§ REQUIRED TASK
In the records below, locate the line containing "Extract the structured", then extract it and all following lines exactly, ending with the last line.

Collected data
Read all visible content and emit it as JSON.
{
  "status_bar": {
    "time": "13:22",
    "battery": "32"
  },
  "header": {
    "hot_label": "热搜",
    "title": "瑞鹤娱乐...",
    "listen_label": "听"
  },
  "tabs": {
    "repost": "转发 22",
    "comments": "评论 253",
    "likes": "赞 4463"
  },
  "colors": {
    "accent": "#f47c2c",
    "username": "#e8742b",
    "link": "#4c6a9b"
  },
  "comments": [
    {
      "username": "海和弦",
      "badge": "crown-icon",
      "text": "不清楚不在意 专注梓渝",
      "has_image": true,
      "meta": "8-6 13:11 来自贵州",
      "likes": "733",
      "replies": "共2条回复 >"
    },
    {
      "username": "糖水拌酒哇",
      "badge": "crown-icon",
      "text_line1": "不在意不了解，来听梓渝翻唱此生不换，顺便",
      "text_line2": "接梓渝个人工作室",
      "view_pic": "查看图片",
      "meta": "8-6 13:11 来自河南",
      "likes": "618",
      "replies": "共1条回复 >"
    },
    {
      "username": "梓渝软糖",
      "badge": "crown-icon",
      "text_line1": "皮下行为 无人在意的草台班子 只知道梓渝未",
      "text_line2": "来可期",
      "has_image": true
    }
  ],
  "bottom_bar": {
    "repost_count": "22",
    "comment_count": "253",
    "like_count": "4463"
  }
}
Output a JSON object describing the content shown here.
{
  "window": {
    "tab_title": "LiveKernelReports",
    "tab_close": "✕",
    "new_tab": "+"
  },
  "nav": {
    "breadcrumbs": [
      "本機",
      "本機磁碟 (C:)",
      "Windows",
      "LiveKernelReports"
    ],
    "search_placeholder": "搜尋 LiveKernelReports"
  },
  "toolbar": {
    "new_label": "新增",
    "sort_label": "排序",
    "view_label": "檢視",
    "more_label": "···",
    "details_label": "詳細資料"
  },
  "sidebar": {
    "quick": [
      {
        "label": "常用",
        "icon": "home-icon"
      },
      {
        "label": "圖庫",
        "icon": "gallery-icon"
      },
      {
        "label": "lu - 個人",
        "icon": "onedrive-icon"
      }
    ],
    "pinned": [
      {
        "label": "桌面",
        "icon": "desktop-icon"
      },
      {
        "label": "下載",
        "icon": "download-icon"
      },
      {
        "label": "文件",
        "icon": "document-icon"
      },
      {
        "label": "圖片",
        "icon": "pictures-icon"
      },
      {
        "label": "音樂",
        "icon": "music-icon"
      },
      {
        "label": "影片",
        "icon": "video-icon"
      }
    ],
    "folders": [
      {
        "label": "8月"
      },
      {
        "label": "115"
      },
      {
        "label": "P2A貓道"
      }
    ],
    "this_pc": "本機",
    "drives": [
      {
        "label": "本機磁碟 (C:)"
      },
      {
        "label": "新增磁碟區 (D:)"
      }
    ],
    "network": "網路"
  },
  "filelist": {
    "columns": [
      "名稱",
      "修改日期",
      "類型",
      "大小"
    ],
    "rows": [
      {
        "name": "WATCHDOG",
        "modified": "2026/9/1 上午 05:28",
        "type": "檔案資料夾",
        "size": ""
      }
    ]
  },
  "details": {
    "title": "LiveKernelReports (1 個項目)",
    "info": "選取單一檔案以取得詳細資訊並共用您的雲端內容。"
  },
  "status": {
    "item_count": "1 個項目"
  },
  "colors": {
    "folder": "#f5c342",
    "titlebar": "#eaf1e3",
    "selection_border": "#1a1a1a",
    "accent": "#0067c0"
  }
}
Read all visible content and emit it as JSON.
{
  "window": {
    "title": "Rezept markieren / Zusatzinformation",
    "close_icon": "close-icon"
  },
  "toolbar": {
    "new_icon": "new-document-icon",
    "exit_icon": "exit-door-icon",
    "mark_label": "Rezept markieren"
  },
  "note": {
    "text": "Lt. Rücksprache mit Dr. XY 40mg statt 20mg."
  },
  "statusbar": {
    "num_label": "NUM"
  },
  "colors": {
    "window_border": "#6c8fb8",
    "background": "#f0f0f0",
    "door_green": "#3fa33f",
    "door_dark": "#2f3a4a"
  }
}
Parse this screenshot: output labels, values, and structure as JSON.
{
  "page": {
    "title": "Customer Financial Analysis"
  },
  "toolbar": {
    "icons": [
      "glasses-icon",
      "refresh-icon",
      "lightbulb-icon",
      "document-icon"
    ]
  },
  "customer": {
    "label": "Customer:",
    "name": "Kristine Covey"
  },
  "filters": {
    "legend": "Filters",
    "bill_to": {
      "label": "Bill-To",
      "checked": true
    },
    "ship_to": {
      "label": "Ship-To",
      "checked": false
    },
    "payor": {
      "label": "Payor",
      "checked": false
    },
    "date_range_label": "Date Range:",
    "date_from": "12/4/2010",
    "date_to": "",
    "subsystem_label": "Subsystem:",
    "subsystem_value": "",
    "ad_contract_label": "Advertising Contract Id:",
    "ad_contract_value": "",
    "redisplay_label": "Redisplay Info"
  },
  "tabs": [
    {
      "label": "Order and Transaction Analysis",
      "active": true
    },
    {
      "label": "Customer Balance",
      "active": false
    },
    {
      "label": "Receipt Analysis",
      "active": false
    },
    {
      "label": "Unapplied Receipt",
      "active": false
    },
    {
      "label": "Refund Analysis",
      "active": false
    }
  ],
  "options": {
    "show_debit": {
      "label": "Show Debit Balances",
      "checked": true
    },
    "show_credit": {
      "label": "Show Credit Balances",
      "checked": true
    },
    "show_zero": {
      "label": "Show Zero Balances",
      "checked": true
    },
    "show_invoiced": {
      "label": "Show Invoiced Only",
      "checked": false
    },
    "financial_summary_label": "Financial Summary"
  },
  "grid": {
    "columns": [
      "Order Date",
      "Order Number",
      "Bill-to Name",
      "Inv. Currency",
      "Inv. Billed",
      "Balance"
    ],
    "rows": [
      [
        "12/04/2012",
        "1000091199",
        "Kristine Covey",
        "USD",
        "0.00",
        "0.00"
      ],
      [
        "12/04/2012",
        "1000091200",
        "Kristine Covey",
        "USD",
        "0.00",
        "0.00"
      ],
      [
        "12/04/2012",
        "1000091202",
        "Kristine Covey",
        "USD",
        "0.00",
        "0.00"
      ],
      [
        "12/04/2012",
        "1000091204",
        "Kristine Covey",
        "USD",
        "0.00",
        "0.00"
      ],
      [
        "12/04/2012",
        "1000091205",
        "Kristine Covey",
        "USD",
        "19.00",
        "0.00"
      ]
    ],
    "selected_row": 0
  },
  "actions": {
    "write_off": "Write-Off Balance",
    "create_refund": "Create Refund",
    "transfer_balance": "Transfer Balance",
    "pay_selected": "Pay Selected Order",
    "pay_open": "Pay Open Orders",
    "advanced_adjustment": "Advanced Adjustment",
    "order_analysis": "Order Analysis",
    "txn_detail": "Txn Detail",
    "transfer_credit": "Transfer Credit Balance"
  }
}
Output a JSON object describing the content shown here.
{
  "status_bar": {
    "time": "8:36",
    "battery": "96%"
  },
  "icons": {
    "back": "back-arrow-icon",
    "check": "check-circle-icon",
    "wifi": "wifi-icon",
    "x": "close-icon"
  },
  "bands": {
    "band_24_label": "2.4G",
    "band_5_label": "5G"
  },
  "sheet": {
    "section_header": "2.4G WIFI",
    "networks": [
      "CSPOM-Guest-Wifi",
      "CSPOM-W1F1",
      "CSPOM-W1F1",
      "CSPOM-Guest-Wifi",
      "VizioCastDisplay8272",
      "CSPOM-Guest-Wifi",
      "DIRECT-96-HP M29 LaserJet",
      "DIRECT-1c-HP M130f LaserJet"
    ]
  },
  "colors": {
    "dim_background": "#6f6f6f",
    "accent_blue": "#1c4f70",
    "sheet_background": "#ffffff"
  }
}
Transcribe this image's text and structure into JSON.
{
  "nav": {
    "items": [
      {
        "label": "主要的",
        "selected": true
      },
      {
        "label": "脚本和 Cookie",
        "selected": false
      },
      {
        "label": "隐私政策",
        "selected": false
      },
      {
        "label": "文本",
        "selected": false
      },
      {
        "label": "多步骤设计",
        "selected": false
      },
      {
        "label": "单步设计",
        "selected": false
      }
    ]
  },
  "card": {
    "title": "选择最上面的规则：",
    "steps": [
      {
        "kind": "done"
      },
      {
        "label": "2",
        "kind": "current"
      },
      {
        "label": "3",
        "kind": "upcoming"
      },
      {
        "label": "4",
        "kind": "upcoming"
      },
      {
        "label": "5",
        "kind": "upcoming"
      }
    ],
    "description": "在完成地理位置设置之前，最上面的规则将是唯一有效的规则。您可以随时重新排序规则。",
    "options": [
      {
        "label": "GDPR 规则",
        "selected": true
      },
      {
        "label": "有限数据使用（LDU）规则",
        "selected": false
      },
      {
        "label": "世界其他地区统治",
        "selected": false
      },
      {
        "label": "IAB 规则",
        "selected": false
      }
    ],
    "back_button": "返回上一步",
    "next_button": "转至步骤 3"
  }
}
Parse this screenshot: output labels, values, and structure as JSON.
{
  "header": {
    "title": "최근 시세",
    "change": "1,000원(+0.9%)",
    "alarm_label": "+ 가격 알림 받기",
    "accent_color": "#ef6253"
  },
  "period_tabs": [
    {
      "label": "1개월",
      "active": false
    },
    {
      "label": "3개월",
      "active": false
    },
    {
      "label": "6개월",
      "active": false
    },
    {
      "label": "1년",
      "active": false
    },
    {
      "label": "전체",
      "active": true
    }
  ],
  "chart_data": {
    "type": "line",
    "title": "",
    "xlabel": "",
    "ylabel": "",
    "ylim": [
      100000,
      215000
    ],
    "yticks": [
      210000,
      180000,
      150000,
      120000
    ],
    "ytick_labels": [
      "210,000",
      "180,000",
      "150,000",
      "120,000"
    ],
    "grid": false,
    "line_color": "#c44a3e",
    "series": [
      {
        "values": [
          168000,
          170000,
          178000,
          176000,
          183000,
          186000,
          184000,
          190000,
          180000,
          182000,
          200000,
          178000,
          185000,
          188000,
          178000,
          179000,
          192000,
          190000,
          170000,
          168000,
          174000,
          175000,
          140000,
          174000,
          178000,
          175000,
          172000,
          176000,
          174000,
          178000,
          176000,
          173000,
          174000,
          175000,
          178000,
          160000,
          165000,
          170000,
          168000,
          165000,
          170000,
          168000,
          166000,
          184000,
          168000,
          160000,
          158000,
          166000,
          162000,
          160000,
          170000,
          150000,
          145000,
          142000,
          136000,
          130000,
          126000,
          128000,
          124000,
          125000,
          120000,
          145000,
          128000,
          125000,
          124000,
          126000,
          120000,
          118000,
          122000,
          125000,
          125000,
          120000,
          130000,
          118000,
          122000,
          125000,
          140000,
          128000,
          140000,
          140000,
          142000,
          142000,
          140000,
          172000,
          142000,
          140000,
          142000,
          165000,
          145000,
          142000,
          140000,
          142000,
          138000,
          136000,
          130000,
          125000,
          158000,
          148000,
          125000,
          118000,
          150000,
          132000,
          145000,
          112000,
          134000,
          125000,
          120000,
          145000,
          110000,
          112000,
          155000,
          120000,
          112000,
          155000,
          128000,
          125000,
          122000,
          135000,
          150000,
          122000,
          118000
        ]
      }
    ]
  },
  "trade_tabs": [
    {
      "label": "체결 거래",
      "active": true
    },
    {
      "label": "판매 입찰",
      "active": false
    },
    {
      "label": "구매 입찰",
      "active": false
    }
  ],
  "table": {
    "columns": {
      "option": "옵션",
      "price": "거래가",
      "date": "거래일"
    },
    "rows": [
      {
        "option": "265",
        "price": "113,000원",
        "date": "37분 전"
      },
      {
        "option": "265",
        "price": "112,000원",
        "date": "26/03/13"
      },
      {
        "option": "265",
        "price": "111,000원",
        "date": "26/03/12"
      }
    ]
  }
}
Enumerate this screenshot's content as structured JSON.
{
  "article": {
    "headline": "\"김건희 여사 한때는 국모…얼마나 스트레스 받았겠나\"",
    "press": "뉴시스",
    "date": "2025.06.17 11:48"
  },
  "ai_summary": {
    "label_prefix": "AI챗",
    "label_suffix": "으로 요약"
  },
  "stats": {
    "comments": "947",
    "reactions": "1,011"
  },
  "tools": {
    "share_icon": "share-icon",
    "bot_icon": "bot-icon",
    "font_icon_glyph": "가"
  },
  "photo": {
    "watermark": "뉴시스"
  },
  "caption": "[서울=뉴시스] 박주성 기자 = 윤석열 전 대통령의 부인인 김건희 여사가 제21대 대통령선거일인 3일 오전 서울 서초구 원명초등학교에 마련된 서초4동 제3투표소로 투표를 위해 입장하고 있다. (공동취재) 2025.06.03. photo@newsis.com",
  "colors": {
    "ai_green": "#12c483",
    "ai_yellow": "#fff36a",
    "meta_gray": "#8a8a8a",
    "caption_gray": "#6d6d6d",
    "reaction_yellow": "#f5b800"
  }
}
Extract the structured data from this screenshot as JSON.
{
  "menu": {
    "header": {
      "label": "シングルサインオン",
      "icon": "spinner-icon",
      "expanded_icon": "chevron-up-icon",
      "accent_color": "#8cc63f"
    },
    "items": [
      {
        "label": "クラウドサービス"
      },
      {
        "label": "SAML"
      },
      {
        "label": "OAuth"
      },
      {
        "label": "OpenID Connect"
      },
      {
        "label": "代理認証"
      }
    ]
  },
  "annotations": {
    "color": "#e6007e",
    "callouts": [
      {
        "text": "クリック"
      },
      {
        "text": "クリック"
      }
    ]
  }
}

§ FINAL RESULT
Extract the structured data from this screenshot as JSON.
{
  "menu": {
    "header": {
      "label": "シングルサインオン",
      "icon": "spinner-icon",
      "expanded_icon": "chevron-up-icon",
      "accent_color": "#8cc63f"
    },
    "items": [
      {
        "label": "クラウドサービス"
      },
      {
        "label": "SAML"
      },
      {
        "label": "OAuth"
      },
      {
        "label": "OpenID Connect"
      },
      {
        "label": "代理認証"
      }
    ]
  },
  "annotations": {
    "color": "#e6007e",
    "callouts": [
      {
        "text": "クリック"
      },
      {
        "text": "クリック"
      }
    ]
  }
}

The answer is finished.